**Source text**.
┌──

There is also an unavoidable race condition if two shims attempt to
modify the same order, so we have not been very interested in
designing for such functionality.  A clientid(0) shim would be
useful for monitoring orders, however, so we probably will work on
this at some point, just not right away.

If you have some application in mind that involves concurrent order
processing of shared orders by distinct processes, please feel free
to describe it to the list.  I suspect that, given such a use case,
it would make sense to merge the heavyweight processes to threads in
a single ruby script with a single shim subprocess, where each ruby
thread shared access to the shim via locks on a containing class for
the shim stdin.

The original purpose for cross-session order management was to allow
modifies and cancels by a follow-on process, so that you could work
with orders from one session to the next.  Concurrent order processing
for shared orders is a harder problem, and one that I'm not sure
many users will want to work with.  My experience has been that,
although I can avoid race conditions for the shim to the extent that
the tws api allows, the resulting design pushes them off onto the
downstream clients, who have a hard time dealing with the resulting
complexity.

└──

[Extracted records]
┌──

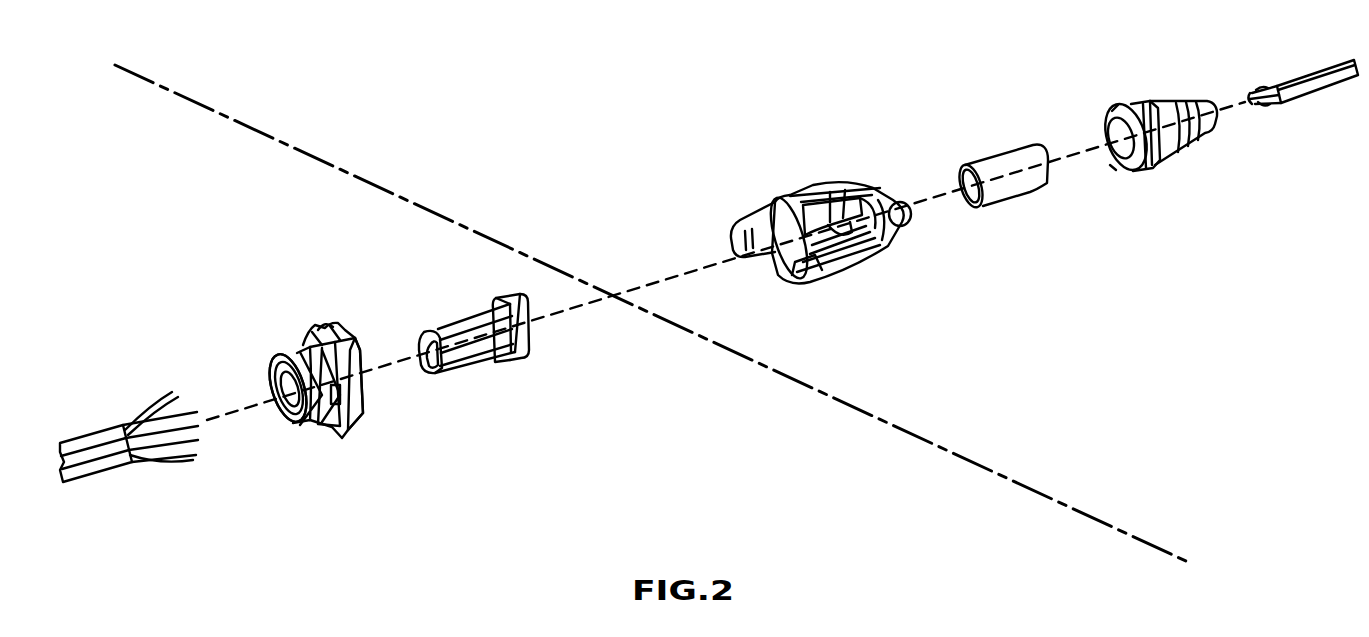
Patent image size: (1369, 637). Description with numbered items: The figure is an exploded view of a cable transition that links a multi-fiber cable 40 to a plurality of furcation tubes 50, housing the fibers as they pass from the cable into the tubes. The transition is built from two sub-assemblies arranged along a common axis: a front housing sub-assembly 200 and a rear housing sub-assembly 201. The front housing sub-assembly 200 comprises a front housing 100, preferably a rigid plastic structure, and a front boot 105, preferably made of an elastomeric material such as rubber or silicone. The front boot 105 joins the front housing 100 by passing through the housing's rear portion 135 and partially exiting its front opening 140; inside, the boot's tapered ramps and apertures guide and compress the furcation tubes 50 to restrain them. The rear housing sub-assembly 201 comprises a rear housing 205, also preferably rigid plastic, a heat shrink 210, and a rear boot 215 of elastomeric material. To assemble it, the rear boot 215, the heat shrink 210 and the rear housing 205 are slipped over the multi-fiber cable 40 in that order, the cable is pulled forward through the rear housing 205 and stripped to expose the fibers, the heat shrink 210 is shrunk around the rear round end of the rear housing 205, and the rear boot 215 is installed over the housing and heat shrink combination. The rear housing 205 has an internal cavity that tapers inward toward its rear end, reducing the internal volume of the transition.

The multi-fiber cable 40 is at (1300, 109).
The furcation tubes 50 is at (130, 390).
The front housing 100 is at (290, 314).
The front boot 105 is at (493, 376).
The rear portion 135 is at (388, 409).
The front opening 140 is at (269, 435).
The front housing sub-assembly 200 is at (937, 447).
The rear housing sub-assembly 201 is at (1025, 487).
The rear housing 205 is at (763, 171).
The heat shrink 210 is at (1030, 233).
The rear boot 215 is at (1113, 88).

└──

**Written tasks**.
1. Extract the text from "If you have" to "the shim stdin." in the passage on shared order processing, matching the original wording exactly.
2. Copy the whole annotated drawing listing line for line, leaving the pictures out of your answer.

**Responses for each task**.
1.
If you have some application in mind that involves concurrent order
processing of shared orders by distinct processes, please feel free
to describe it to the list.  I suspect that, given such a use case,
it would make sense to merge the heavyweight processes to threads in
a single ruby script with a single shim subprocess, where each ruby
thread shared access to the shim via locks on a containing class for
the shim stdin.

2.
Patent image size: (1369, 637). Description with numbered items: The figure is an exploded view of a cable transition that links a multi-fiber cable 40 to a plurality of furcation tubes 50, housing the fibers as they pass from the cable into the tubes. The transition is built from two sub-assemblies arranged along a common axis: a front housing sub-assembly 200 and a rear housing sub-assembly 201. The front housing sub-assembly 200 comprises a front housing 100, preferably a rigid plastic structure, and a front boot 105, preferably made of an elastomeric material such as rubber or silicone. The front boot 105 joins the front housing 100 by passing through the housing's rear portion 135 and partially exiting its front opening 140; inside, the boot's tapered ramps and apertures guide and compress the furcation tubes 50 to restrain them. The rear housing sub-assembly 201 comprises a rear housing 205, also preferably rigid plastic, a heat shrink 210, and a rear boot 215 of elastomeric material. To assemble it, the rear boot 215, the heat shrink 210 and the rear housing 205 are slipped over the multi-fiber cable 40 in that order, the cable is pulled forward through the rear housing 205 and stripped to expose the fibers, the heat shrink 210 is shrunk around the rear round end of the rear housing 205, and the rear boot 215 is installed over the housing and heat shrink combination. The rear housing 205 has an internal cavity that tapers inward toward its rear end, reducing the internal volume of the transition.

The multi-fiber cable 40 is at (1300, 109).
The furcation tubes 50 is at (130, 390).
The front housing 100 is at (290, 314).
The front boot 105 is at (493, 376).
The rear portion 135 is at (388, 409).
The front opening 140 is at (269, 435).
The front housing sub-assembly 200 is at (937, 447).
The rear housing sub-assembly 201 is at (1025, 487).
The rear housing 205 is at (763, 171).
The heat shrink 210 is at (1030, 233).
The rear boot 215 is at (1113, 88).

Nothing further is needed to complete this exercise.